**Instructions for the task:** Copy the data below exactly, omitting any picture it contains.

**Stored entries:**
==============================

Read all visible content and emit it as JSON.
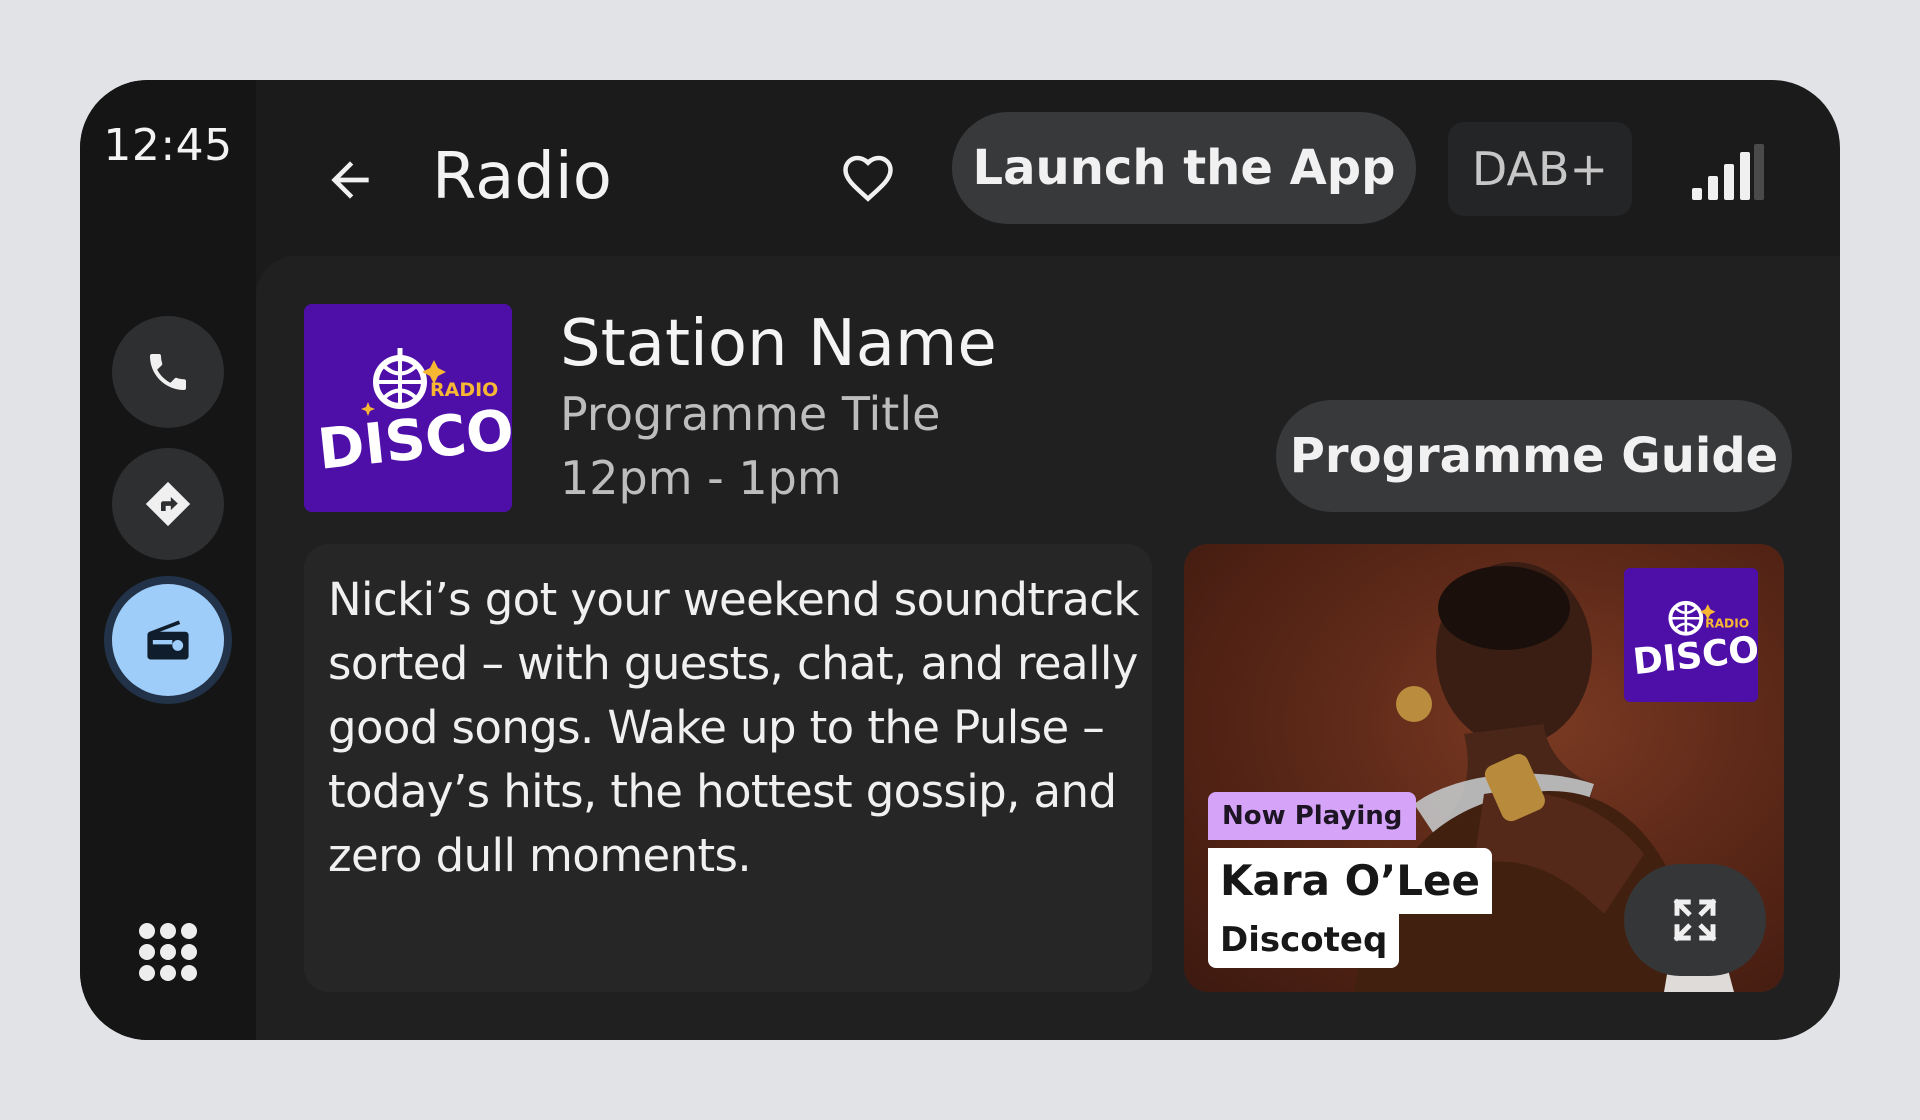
{
  "status": {
    "clock": "12:45"
  },
  "rail": {
    "items": [
      {
        "name": "phone",
        "icon": "phone-icon"
      },
      {
        "name": "navigation",
        "icon": "directions-icon"
      },
      {
        "name": "radio",
        "icon": "radio-icon",
        "active": true
      }
    ],
    "apps_icon": "apps-grid-icon"
  },
  "header": {
    "title": "Radio",
    "favorite_icon": "heart-outline-icon",
    "launch_label": "Launch the App",
    "source_badge": "DAB+",
    "signal_icon": "signal-strength-icon"
  },
  "station": {
    "logo": {
      "line1": "RADIO",
      "line2": "DISCO"
    },
    "name": "Station Name",
    "programme_title": "Programme Title",
    "time": "12pm - 1pm",
    "guide_label": "Programme Guide",
    "description": "Nicki’s got your weekend soundtrack sorted – with guests, chat, and really good songs. Wake up to the Pulse – today’s hits, the hottest gossip, and zero dull moments."
  },
  "now_playing": {
    "badge": "Now Playing",
    "artist": "Kara O’Lee",
    "track": "Discoteq",
    "expand_icon": "fullscreen-icon"
  },
  "colors": {
    "background": "#e1e3e6",
    "device": "#1b1b1c",
    "accent_active": "#9fcdf9",
    "logo_purple": "#4e0fa9",
    "now_playing_badge": "#d5a4f8"
  }
}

==============================

**Answer for this exercise:**
Read all visible content and emit it as JSON.
{
  "status": {
    "clock": "12:45"
  },
  "rail": {
    "items": [
      {
        "name": "phone",
        "icon": "phone-icon"
      },
      {
        "name": "navigation",
        "icon": "directions-icon"
      },
      {
        "name": "radio",
        "icon": "radio-icon",
        "active": true
      }
    ],
    "apps_icon": "apps-grid-icon"
  },
  "header": {
    "title": "Radio",
    "favorite_icon": "heart-outline-icon",
    "launch_label": "Launch the App",
    "source_badge": "DAB+",
    "signal_icon": "signal-strength-icon"
  },
  "station": {
    "logo": {
      "line1": "RADIO",
      "line2": "DISCO"
    },
    "name": "Station Name",
    "programme_title": "Programme Title",
    "time": "12pm - 1pm",
    "guide_label": "Programme Guide",
    "description": "Nicki’s got your weekend soundtrack sorted – with guests, chat, and really good songs. Wake up to the Pulse – today’s hits, the hottest gossip, and zero dull moments."
  },
  "now_playing": {
    "badge": "Now Playing",
    "artist": "Kara O’Lee",
    "track": "Discoteq",
    "expand_icon": "fullscreen-icon"
  },
  "colors": {
    "background": "#e1e3e6",
    "device": "#1b1b1c",
    "accent_active": "#9fcdf9",
    "logo_purple": "#4e0fa9",
    "now_playing_badge": "#d5a4f8"
  }
}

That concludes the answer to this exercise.